### AIM OF THE EXERCISE
Search the records for "true". Copy every line where it appears.

--------------------------------------------------

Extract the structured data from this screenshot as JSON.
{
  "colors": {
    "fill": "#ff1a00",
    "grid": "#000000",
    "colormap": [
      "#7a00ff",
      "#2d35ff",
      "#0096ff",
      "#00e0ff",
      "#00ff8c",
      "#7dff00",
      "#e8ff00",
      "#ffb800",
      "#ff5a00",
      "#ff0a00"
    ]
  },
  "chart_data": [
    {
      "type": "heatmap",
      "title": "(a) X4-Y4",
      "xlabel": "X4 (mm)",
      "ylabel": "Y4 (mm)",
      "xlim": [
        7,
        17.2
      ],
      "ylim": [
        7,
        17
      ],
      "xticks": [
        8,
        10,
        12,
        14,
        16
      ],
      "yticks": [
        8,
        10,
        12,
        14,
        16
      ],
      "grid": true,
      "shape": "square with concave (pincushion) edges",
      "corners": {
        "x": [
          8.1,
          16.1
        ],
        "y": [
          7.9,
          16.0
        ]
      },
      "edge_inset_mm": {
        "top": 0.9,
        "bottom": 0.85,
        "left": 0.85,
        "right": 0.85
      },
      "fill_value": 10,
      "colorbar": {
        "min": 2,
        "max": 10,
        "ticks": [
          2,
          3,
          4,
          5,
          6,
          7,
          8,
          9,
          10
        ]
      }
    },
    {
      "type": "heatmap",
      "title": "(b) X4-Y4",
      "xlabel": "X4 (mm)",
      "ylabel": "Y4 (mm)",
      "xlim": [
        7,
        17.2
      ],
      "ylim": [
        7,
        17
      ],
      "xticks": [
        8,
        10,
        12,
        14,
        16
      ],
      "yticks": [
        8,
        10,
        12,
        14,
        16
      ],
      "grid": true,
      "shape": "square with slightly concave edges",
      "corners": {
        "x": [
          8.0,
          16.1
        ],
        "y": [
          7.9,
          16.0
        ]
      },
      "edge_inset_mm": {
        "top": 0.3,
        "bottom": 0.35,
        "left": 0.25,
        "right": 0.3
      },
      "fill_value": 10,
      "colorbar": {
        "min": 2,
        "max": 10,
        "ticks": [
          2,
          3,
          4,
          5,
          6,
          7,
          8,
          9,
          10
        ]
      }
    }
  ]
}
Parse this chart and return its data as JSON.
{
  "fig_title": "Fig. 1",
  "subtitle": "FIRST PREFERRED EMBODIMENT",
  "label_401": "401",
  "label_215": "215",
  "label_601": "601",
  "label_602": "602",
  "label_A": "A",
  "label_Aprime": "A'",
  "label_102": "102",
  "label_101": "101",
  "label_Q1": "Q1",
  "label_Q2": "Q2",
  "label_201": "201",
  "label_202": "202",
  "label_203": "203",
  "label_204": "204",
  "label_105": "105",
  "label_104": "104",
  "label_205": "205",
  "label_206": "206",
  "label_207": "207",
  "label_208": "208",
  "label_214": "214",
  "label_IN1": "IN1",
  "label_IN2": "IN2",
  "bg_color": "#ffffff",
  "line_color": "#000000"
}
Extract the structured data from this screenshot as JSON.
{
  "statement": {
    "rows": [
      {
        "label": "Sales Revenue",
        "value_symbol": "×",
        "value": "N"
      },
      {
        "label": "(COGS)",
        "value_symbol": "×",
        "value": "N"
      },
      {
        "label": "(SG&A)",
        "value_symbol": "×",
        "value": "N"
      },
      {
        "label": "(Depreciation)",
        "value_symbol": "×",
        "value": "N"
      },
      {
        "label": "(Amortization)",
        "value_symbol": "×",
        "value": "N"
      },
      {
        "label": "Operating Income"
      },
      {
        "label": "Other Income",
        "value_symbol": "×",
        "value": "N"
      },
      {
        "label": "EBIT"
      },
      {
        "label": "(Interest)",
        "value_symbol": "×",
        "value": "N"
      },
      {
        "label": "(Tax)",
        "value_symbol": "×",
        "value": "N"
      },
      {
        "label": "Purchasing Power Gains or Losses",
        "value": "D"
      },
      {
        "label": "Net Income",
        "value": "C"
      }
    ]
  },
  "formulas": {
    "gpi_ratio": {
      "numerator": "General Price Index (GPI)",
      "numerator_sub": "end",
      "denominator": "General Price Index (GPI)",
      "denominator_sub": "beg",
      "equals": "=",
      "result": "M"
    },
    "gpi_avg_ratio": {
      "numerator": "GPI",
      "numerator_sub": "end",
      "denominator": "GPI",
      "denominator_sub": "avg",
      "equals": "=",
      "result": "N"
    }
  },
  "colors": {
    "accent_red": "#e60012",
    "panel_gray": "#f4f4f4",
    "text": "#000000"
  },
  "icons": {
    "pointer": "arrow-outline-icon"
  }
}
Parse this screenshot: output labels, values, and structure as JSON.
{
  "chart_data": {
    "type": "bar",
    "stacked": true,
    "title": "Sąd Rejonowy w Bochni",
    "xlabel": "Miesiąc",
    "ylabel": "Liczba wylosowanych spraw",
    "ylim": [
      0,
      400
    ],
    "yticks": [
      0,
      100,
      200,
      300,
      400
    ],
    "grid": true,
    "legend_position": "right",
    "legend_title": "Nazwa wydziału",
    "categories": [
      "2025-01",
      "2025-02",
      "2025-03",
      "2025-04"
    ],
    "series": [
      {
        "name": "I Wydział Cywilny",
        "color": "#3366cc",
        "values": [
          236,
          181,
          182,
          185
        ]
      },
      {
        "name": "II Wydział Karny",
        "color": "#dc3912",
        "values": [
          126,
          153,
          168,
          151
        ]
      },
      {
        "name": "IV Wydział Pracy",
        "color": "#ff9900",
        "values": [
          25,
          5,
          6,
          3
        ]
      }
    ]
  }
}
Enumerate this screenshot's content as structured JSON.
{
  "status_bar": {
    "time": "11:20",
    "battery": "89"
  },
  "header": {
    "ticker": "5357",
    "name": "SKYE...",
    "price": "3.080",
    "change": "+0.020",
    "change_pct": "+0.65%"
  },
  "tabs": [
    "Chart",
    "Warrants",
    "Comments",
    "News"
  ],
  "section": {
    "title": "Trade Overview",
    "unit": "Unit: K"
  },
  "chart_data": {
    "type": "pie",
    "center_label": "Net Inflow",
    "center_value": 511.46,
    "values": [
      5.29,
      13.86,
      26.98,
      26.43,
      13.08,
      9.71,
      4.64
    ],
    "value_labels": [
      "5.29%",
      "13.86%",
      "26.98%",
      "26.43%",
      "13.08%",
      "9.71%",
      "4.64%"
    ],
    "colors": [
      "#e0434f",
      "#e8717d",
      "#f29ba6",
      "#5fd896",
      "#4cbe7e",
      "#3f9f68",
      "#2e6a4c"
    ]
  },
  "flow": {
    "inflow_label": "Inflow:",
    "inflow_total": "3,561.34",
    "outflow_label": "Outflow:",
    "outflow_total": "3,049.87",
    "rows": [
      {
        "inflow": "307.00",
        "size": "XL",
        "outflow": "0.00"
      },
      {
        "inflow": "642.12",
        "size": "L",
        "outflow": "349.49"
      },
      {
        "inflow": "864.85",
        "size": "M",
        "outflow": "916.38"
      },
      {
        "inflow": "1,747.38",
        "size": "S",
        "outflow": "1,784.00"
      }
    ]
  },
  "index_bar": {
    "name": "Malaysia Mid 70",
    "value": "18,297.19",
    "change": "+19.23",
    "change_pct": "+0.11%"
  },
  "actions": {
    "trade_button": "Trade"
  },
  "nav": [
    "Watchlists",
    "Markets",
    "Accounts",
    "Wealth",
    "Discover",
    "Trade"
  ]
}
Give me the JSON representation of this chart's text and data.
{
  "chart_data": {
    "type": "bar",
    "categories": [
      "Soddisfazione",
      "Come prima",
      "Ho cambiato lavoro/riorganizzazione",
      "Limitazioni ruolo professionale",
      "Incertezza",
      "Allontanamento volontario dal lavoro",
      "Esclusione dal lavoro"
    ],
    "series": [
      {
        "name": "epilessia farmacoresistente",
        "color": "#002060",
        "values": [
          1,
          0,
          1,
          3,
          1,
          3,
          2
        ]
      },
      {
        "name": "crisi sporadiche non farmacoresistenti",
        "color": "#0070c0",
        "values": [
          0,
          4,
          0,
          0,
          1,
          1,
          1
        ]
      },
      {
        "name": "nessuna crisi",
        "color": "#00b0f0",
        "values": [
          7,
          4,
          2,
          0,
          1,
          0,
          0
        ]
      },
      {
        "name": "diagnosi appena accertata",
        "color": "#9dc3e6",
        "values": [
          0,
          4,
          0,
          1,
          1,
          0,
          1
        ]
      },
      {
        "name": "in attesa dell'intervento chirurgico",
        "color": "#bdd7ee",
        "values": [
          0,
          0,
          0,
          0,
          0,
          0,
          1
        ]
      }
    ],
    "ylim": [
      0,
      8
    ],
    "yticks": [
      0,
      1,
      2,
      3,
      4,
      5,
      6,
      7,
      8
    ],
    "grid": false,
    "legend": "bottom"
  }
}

--------------------------------------------------

### THE REPLY
      "grid": true,
      "grid": true,
    "stacked": true,
    "grid": true,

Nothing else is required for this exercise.